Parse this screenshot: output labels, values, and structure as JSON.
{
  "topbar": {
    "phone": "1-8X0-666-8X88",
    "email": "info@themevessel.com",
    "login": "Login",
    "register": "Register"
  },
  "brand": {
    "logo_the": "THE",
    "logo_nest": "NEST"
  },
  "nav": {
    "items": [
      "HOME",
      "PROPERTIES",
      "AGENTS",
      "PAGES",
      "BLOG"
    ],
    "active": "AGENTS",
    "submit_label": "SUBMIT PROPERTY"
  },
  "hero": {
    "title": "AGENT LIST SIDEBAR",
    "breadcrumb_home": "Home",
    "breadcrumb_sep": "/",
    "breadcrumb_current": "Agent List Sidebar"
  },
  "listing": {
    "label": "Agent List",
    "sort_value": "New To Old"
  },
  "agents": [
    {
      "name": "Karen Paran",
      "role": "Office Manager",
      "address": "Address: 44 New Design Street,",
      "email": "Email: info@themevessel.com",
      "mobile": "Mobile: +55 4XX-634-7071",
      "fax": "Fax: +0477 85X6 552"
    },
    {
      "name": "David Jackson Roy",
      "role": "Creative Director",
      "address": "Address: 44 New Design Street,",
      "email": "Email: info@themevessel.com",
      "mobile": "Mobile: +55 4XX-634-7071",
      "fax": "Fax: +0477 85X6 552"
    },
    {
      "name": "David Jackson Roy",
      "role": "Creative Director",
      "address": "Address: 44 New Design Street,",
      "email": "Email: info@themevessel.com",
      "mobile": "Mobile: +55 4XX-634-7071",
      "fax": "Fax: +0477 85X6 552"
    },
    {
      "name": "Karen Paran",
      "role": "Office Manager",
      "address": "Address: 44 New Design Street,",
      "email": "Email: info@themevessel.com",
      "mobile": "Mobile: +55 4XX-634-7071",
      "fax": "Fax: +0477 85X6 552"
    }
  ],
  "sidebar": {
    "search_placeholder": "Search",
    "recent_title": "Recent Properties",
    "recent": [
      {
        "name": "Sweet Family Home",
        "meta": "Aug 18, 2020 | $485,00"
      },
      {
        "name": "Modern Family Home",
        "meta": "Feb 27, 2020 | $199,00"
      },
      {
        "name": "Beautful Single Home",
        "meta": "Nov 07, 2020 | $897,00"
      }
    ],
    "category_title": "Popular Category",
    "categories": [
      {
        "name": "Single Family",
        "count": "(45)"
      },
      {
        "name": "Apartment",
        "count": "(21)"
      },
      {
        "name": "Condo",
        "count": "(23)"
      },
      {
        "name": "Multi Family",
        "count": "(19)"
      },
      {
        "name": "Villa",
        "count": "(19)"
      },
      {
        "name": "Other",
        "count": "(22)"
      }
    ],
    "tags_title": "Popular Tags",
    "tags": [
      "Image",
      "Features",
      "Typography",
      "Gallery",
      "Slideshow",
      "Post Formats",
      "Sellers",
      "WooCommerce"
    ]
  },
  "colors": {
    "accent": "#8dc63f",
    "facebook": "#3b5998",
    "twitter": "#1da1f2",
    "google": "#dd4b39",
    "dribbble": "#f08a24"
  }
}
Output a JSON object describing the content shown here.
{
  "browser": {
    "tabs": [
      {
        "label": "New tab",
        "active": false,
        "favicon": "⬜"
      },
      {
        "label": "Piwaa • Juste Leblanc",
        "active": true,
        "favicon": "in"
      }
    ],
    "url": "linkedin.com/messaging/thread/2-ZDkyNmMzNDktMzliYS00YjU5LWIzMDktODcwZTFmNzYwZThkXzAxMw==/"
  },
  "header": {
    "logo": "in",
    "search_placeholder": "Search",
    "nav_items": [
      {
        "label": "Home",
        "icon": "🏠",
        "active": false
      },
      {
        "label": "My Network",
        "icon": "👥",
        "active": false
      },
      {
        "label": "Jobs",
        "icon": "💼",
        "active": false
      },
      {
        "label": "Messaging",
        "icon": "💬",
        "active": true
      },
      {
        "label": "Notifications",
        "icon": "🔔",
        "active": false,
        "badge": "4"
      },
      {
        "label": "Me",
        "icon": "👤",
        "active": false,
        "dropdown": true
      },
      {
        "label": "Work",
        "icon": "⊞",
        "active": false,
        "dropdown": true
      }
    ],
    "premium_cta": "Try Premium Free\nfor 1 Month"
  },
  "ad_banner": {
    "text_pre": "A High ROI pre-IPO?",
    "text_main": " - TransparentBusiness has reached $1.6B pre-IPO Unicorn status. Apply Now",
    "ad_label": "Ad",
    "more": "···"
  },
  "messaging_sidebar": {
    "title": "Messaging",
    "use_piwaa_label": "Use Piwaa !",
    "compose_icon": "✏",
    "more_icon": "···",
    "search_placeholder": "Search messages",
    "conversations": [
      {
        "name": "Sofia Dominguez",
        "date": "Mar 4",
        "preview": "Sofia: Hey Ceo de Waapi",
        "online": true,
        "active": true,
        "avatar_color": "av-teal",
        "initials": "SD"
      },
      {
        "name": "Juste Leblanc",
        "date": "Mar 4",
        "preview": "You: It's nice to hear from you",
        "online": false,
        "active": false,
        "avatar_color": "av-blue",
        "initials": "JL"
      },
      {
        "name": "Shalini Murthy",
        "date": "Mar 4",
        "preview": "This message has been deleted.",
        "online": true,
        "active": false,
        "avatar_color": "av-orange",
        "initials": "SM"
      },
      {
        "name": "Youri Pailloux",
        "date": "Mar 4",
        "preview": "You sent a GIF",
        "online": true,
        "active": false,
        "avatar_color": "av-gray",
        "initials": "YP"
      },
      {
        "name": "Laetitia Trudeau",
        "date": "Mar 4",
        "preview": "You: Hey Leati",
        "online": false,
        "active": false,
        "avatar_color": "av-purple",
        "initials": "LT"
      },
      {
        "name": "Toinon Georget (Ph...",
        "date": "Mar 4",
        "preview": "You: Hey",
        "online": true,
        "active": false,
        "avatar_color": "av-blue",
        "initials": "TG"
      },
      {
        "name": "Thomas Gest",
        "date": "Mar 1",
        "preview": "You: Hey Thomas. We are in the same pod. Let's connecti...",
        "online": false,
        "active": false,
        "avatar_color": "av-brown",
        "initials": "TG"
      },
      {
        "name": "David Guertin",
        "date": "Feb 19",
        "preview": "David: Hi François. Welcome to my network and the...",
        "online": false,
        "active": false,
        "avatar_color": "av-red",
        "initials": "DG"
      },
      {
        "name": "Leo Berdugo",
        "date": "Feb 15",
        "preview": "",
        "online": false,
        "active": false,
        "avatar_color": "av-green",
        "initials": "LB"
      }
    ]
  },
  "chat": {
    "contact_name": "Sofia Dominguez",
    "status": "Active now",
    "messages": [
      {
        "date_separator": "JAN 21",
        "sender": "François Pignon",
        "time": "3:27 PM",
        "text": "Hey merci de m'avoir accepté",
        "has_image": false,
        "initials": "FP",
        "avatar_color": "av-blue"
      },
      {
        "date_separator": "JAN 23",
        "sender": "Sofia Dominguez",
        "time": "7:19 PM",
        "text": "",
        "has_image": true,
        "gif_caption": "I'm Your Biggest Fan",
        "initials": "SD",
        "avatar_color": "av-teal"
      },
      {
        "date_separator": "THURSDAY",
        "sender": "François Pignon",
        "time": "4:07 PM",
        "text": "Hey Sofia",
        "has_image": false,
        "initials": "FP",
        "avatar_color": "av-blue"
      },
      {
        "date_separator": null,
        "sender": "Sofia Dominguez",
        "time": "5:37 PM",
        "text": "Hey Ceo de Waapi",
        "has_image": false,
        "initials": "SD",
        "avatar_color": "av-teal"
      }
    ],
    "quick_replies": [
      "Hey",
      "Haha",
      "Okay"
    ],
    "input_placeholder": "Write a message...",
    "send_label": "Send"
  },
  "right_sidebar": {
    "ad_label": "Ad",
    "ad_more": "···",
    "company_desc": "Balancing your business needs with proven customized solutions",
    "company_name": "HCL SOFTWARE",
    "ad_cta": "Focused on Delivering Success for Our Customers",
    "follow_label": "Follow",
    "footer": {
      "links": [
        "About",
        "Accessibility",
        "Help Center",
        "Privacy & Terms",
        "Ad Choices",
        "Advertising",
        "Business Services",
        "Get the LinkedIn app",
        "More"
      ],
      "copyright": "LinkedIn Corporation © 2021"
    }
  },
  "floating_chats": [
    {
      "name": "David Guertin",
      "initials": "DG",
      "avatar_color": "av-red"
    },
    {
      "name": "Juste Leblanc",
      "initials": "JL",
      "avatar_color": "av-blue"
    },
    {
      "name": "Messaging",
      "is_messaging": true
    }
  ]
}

━━━

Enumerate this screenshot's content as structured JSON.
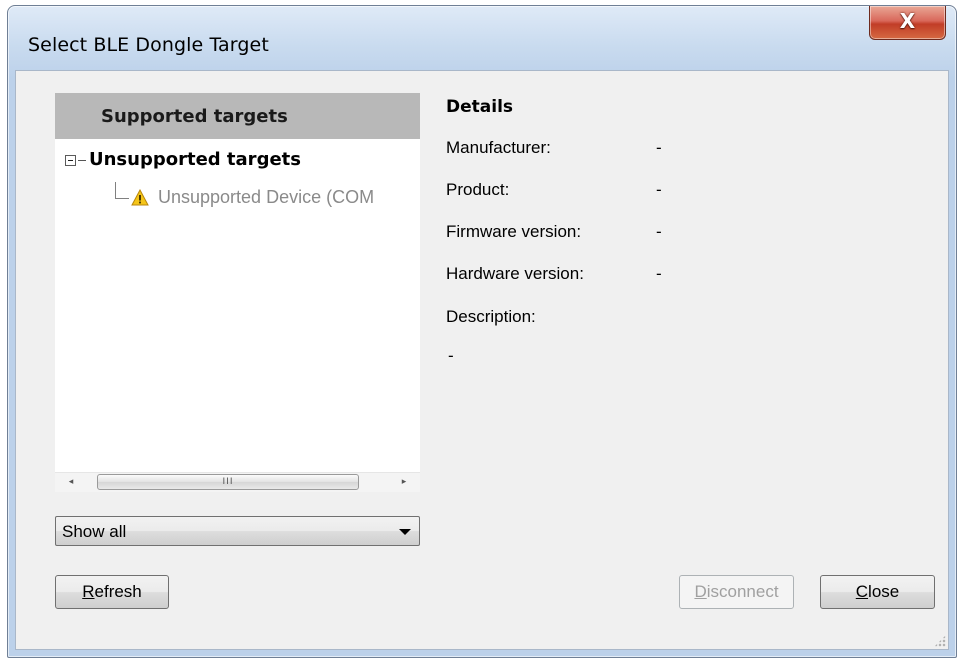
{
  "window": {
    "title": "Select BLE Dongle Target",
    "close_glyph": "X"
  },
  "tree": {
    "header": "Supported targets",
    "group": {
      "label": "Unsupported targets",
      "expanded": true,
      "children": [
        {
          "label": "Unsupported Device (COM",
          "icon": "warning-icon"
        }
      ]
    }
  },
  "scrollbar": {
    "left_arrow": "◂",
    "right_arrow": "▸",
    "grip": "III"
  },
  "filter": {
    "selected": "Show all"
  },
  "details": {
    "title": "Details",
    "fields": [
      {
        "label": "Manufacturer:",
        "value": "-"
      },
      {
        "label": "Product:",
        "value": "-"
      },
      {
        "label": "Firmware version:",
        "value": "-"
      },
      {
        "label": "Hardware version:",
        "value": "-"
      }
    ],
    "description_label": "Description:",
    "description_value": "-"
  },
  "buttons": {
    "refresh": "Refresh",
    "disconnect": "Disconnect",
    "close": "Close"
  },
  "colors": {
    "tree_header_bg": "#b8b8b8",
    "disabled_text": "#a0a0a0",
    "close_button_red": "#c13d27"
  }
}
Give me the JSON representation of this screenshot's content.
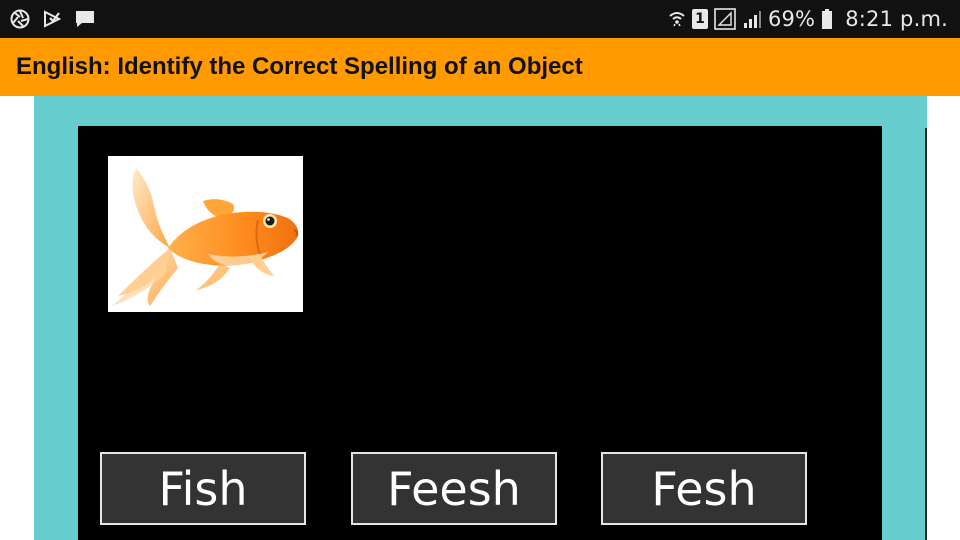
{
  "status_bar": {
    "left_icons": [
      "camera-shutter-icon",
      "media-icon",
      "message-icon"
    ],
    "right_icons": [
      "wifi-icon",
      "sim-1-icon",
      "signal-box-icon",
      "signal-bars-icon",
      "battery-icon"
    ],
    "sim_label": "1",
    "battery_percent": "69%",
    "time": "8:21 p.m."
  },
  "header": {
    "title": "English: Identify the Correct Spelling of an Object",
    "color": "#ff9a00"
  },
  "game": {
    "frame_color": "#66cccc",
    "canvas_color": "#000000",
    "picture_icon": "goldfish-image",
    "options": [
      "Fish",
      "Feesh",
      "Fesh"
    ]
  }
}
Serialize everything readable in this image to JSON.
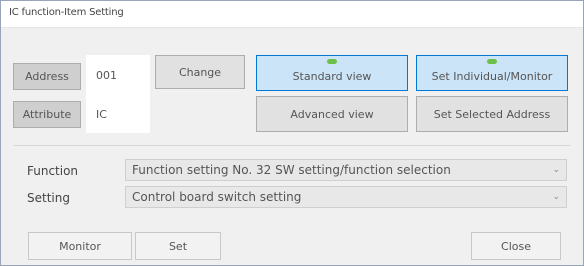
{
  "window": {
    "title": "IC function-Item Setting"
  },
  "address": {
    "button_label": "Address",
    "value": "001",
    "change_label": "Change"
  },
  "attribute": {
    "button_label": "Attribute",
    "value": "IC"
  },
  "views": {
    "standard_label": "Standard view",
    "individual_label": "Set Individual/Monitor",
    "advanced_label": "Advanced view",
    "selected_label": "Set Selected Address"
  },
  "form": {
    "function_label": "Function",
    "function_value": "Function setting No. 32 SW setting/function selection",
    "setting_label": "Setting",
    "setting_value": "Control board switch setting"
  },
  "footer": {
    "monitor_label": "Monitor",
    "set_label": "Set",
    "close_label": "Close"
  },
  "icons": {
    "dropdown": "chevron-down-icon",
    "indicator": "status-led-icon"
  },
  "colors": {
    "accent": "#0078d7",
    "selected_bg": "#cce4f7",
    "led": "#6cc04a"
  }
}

━━━

● Aim of the exercise
Write down every line of the data above that includes the string "David".

● The solution
      "name": "David Jackson Roy",
      "name": "David Jackson Roy",
        "name": "David Guertin",
        "preview": "David: Hi François. Welcome to my network and the...",
      "name": "David Guertin",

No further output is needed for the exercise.